Dataset entries
########
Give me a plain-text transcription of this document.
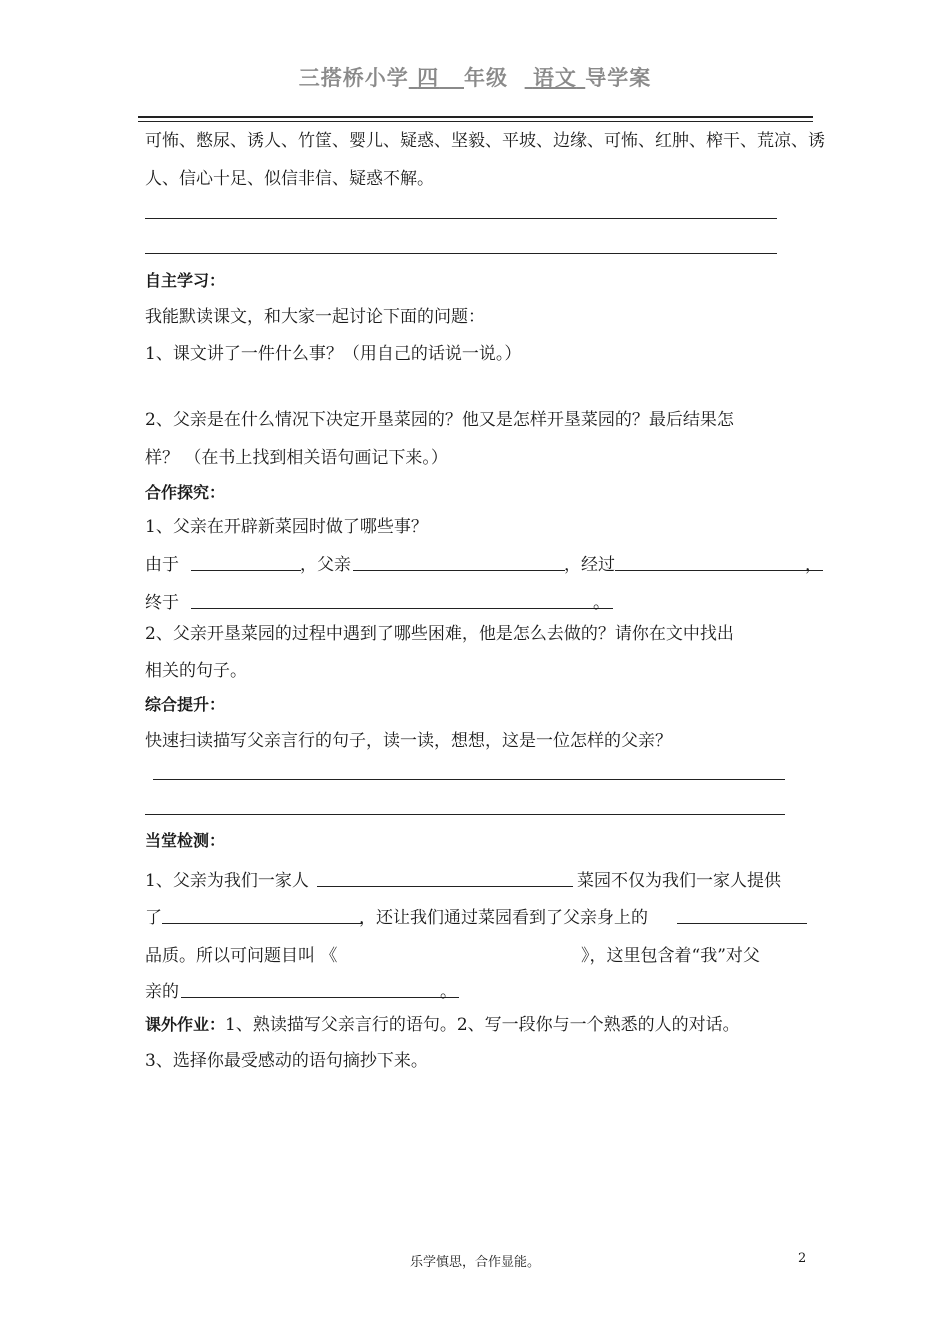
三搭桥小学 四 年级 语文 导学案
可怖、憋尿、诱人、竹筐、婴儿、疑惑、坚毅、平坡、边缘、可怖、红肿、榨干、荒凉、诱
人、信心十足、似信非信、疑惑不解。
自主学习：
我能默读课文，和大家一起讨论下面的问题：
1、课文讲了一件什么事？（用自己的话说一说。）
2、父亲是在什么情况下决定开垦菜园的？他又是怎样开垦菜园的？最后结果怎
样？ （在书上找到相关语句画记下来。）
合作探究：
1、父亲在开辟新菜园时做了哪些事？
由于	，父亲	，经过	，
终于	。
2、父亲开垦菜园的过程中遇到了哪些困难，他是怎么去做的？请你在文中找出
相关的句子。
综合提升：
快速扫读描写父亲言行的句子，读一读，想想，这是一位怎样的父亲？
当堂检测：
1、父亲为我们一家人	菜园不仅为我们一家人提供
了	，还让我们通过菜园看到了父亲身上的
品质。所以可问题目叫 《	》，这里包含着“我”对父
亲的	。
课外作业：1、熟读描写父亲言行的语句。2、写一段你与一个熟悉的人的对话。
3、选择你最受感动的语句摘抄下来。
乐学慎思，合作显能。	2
########
> Exercise details
Transcribe every entry word for word, but omit the pictures.

> Result of this exercise
Give me a plain-text transcription of this document.
三搭桥小学 四 年级 语文 导学案
可怖、憋尿、诱人、竹筐、婴儿、疑惑、坚毅、平坡、边缘、可怖、红肿、榨干、荒凉、诱
人、信心十足、似信非信、疑惑不解。
自主学习：
我能默读课文，和大家一起讨论下面的问题：
1、课文讲了一件什么事？（用自己的话说一说。）
2、父亲是在什么情况下决定开垦菜园的？他又是怎样开垦菜园的？最后结果怎
样？ （在书上找到相关语句画记下来。）
合作探究：
1、父亲在开辟新菜园时做了哪些事？
由于	，父亲	，经过	，
终于	。
2、父亲开垦菜园的过程中遇到了哪些困难，他是怎么去做的？请你在文中找出
相关的句子。
综合提升：
快速扫读描写父亲言行的句子，读一读，想想，这是一位怎样的父亲？
当堂检测：
1、父亲为我们一家人	菜园不仅为我们一家人提供
了	，还让我们通过菜园看到了父亲身上的
品质。所以可问题目叫 《	》，这里包含着“我”对父
亲的	。
课外作业：1、熟读描写父亲言行的语句。2、写一段你与一个熟悉的人的对话。
3、选择你最受感动的语句摘抄下来。
乐学慎思，合作显能。	2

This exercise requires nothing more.